**EXERCISE REQUIREMENTS:** Extract each line from the entries below that has the string "STROKE" in it.

**MATERIAL:**

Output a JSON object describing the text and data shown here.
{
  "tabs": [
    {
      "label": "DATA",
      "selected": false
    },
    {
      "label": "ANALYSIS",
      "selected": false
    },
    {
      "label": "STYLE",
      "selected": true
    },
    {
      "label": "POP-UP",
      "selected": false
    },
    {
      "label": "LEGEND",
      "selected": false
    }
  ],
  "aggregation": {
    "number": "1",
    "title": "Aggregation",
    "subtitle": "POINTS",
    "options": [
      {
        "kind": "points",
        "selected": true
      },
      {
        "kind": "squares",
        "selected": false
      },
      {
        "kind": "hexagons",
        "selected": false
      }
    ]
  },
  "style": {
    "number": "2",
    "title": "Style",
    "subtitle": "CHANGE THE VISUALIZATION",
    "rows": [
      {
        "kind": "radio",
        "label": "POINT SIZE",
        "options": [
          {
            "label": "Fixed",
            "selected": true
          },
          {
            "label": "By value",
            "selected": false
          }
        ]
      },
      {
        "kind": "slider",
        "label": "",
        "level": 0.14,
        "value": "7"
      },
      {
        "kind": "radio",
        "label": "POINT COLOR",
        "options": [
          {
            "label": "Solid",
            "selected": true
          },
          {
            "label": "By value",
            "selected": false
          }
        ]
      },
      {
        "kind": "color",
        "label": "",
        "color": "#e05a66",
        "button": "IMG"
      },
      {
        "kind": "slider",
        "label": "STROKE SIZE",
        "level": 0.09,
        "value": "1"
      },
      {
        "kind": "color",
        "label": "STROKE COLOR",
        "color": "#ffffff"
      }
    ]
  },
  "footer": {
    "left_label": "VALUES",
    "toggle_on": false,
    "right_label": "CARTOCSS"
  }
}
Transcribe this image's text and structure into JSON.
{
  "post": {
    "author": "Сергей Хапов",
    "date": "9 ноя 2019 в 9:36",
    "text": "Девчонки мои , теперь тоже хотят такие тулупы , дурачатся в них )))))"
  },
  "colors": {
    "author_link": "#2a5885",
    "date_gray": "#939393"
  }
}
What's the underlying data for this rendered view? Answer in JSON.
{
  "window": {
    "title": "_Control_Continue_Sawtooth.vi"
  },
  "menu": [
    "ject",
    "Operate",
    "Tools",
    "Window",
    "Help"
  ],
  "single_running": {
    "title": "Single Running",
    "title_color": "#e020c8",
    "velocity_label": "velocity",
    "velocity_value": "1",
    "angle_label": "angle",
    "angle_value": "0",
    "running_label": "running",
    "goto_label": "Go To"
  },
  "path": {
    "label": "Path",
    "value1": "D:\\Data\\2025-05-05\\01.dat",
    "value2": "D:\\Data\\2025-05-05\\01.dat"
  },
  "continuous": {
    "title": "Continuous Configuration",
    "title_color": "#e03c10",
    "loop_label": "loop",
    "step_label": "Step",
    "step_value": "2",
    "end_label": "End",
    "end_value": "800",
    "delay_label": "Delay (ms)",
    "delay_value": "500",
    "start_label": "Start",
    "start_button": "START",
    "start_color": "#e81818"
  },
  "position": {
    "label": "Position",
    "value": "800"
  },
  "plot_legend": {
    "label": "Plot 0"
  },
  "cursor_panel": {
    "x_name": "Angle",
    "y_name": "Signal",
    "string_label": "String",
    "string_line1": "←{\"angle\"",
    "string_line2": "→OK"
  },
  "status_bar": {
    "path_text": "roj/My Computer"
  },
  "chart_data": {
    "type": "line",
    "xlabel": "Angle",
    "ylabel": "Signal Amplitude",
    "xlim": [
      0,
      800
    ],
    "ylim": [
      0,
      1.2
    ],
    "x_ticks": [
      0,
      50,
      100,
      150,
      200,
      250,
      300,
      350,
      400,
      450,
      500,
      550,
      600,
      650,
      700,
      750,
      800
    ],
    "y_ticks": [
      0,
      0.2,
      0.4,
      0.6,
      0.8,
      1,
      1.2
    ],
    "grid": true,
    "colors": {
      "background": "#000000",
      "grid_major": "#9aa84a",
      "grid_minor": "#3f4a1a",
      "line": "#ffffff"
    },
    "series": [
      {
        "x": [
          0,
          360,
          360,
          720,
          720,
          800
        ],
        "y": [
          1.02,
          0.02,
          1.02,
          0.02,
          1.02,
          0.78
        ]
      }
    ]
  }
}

**THE REPLY:**
        "label": "STROKE SIZE",
        "label": "STROKE COLOR",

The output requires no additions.